● What to work on
What is the number of lines containing the word "empêché"? Please answer with that number and nothing more.

"""

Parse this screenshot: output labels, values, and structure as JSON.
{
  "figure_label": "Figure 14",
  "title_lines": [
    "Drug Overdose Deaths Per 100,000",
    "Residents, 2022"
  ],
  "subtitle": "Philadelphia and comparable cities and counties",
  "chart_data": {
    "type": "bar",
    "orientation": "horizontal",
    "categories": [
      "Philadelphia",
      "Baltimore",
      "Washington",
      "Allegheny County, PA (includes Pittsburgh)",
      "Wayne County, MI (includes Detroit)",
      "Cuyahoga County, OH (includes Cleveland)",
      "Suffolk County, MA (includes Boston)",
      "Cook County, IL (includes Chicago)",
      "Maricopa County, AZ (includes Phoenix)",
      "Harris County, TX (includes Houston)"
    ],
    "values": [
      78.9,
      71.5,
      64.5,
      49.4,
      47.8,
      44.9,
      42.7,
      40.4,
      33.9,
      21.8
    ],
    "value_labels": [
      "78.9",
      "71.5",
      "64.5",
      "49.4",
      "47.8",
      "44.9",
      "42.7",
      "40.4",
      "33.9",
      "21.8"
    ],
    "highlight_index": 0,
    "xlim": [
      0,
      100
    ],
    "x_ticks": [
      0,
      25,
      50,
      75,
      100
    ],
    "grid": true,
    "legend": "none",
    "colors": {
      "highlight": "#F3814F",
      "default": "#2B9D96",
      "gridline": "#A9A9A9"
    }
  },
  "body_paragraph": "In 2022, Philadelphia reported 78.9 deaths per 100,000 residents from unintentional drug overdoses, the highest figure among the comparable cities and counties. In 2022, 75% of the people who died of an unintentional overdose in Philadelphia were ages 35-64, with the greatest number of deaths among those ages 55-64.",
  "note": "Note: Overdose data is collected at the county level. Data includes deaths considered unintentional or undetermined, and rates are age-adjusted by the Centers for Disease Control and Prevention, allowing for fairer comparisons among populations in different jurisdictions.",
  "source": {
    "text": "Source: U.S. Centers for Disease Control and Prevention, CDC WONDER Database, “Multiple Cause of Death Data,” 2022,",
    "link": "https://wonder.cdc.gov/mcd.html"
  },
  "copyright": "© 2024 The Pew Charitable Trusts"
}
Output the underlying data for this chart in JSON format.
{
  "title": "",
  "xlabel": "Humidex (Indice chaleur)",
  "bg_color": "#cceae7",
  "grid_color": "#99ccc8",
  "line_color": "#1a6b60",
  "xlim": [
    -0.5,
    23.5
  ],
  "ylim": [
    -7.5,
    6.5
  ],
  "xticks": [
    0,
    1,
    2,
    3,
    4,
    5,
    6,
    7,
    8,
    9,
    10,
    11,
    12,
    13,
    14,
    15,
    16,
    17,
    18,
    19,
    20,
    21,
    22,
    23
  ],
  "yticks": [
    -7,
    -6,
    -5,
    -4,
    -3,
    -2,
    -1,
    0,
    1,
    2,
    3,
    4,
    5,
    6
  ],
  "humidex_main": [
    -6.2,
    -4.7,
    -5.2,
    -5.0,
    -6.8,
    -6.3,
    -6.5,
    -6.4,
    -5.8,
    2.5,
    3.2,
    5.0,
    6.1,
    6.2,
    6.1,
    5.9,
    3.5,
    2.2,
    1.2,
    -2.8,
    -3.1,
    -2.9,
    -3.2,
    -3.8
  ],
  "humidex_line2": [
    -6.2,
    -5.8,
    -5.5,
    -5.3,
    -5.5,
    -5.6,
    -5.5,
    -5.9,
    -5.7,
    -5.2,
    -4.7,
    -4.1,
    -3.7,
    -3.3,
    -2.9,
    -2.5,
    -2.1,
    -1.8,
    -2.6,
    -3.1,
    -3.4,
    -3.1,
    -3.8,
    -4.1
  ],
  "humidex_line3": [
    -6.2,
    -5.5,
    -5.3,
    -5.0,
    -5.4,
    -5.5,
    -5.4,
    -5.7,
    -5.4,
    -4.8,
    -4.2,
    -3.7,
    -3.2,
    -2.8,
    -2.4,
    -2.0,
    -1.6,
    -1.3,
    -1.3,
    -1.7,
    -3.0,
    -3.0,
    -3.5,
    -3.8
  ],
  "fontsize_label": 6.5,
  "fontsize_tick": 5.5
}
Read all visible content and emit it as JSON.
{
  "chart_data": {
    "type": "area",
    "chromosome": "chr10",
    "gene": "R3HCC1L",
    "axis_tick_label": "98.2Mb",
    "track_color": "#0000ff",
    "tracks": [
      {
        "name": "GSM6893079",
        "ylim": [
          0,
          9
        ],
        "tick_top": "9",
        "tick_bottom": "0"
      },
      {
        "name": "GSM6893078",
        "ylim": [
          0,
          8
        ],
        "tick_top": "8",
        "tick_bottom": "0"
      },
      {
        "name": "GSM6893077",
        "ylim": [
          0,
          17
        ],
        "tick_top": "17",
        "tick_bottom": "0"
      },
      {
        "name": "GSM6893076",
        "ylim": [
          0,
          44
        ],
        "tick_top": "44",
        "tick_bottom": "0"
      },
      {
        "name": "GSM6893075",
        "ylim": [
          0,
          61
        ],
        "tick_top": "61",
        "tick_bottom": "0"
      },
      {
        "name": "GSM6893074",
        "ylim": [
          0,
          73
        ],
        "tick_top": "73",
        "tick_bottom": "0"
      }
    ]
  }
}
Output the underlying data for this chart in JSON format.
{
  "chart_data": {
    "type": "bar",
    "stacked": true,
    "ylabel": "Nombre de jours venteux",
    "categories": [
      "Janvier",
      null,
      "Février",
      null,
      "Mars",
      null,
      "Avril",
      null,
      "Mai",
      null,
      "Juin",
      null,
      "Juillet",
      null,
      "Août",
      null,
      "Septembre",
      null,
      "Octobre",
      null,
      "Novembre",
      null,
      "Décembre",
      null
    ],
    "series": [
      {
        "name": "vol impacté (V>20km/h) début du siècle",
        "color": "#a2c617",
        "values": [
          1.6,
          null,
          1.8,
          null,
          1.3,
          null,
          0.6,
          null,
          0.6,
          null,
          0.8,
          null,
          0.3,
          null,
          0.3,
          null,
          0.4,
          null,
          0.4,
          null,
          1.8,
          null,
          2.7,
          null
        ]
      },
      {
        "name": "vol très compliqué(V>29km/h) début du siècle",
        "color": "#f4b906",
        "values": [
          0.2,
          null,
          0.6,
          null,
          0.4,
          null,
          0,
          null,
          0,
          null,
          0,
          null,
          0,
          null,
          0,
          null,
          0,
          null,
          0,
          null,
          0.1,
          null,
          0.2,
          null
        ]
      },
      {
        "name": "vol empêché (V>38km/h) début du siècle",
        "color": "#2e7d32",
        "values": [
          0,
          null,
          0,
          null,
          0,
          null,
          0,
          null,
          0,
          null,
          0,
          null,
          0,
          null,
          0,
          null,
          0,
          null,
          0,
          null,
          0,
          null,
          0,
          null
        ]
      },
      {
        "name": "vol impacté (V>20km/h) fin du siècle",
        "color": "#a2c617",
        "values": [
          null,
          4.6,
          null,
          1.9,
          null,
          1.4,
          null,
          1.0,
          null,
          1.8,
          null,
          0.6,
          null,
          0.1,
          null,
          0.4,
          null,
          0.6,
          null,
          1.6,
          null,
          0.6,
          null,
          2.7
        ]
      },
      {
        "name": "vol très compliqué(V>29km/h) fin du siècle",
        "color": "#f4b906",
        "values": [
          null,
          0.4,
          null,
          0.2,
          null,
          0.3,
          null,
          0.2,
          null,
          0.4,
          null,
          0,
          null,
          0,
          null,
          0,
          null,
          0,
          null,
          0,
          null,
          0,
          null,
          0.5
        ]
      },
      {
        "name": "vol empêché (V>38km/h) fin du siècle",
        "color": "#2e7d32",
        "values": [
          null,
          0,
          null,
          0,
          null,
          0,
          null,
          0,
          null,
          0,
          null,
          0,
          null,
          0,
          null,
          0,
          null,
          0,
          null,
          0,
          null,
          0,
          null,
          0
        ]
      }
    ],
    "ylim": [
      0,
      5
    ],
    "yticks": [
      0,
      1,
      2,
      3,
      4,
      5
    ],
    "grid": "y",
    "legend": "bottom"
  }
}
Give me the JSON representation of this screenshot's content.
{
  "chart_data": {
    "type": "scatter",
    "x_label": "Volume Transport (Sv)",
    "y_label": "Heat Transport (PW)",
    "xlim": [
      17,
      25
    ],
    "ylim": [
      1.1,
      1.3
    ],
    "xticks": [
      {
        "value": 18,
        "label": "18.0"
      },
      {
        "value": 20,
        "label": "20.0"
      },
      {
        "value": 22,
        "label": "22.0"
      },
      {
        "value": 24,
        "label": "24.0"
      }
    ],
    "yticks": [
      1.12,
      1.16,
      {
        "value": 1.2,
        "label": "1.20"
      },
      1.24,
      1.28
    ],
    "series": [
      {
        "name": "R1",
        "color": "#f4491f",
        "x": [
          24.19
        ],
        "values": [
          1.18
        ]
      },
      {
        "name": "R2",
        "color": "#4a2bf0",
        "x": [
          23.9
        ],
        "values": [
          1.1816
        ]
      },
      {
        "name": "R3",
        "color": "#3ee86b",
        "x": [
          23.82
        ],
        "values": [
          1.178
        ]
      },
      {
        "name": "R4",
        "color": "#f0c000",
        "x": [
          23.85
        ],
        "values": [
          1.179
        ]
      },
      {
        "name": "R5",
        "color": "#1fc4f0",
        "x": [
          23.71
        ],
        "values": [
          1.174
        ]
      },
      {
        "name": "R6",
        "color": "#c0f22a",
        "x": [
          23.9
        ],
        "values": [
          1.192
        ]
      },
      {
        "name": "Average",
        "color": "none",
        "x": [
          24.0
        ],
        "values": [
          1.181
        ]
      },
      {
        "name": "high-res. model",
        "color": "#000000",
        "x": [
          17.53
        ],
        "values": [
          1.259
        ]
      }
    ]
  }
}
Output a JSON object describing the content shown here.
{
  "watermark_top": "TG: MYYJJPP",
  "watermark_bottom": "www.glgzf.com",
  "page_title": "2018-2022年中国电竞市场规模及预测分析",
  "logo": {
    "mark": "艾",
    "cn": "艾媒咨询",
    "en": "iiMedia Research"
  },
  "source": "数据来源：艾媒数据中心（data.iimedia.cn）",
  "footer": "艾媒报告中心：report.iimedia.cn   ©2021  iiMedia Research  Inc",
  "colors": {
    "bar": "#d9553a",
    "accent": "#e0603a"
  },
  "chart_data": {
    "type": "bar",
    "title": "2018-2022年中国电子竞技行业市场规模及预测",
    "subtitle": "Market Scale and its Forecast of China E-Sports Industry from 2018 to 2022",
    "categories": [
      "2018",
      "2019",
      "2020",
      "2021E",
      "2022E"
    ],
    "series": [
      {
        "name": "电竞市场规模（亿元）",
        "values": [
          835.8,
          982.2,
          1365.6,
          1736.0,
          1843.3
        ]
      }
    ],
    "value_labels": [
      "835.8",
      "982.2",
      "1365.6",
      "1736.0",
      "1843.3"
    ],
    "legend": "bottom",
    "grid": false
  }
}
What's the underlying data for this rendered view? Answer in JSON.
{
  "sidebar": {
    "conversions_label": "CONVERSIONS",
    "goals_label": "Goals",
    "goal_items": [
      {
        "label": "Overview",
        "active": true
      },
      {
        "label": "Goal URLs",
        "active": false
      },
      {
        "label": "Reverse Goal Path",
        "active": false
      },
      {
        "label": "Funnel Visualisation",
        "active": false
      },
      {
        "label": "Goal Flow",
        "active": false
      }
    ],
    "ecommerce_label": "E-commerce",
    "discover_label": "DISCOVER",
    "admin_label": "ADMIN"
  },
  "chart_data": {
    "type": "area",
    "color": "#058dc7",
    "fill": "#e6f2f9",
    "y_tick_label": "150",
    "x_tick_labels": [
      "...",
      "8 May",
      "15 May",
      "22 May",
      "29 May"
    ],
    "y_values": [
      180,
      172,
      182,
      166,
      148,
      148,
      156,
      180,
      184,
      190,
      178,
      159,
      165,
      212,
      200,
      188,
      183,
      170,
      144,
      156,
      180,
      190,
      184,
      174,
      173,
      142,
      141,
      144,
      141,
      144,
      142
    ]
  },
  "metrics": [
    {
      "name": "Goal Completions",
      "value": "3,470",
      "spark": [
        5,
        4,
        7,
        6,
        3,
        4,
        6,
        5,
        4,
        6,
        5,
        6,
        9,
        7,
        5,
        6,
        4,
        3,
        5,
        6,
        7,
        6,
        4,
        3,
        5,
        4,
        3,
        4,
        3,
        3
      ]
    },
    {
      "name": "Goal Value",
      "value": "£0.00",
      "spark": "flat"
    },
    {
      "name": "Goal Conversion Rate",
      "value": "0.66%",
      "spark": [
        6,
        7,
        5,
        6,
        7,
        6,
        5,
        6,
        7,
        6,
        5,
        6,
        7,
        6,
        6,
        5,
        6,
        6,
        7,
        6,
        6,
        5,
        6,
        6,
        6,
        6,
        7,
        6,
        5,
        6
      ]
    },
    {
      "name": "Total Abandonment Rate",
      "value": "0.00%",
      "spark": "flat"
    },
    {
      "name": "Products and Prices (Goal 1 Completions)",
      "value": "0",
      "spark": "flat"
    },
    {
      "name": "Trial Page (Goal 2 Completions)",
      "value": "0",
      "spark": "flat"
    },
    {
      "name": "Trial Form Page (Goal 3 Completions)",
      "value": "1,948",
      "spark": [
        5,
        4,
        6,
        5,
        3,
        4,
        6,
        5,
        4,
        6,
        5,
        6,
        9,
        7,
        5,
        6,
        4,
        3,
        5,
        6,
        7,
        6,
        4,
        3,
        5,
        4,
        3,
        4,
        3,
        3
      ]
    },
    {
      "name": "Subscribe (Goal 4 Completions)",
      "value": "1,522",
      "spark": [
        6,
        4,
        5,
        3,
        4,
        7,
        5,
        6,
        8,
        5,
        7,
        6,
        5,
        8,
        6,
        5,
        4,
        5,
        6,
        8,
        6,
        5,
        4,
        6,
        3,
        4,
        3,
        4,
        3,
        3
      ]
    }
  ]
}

"""

● Written solution
2